- _Stated goal_
Count every line that holds the string "Dekanatspfarrkirche", then give that number alone.

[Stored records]
|---|

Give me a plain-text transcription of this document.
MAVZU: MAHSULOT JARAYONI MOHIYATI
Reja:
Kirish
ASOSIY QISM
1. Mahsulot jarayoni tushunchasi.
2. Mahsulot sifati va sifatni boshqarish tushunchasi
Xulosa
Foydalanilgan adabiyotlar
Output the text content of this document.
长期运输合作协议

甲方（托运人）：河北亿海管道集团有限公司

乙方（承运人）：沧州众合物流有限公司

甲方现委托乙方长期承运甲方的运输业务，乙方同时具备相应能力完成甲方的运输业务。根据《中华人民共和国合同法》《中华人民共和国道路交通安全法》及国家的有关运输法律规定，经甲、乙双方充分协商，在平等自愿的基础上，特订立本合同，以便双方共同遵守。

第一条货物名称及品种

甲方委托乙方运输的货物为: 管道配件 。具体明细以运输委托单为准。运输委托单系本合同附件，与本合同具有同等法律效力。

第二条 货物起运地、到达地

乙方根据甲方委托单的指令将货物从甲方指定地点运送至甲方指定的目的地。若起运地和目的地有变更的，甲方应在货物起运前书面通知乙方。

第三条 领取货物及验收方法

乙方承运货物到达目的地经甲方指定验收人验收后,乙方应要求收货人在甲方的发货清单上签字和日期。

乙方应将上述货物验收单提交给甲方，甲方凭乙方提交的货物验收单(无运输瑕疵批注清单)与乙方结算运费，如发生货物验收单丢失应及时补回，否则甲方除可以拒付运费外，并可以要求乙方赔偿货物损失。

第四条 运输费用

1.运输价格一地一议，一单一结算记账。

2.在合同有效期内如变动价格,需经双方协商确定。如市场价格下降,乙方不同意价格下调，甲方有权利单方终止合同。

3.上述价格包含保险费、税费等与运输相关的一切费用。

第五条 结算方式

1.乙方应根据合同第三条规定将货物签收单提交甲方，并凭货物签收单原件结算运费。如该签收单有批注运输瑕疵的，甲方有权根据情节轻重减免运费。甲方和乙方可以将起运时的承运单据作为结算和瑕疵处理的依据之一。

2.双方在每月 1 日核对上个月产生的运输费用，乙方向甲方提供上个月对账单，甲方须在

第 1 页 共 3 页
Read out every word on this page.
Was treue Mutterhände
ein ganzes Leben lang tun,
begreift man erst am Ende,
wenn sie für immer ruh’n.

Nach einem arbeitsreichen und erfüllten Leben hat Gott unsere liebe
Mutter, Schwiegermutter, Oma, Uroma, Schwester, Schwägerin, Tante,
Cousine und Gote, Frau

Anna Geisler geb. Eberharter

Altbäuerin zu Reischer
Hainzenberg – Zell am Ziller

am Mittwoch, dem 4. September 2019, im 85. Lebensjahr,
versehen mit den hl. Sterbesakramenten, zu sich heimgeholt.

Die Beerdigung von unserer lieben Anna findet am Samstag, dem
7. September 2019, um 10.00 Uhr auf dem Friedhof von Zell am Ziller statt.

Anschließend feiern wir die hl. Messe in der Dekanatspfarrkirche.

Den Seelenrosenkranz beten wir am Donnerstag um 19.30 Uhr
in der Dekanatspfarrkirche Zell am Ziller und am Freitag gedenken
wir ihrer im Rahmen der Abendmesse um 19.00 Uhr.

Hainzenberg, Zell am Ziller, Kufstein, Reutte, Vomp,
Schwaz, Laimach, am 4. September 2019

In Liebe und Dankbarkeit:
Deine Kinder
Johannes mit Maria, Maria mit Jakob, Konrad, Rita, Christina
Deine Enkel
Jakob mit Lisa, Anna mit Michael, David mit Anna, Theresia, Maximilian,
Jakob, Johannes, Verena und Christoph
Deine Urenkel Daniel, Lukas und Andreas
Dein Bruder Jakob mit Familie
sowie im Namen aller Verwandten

|---|

- _Exercise answer_
2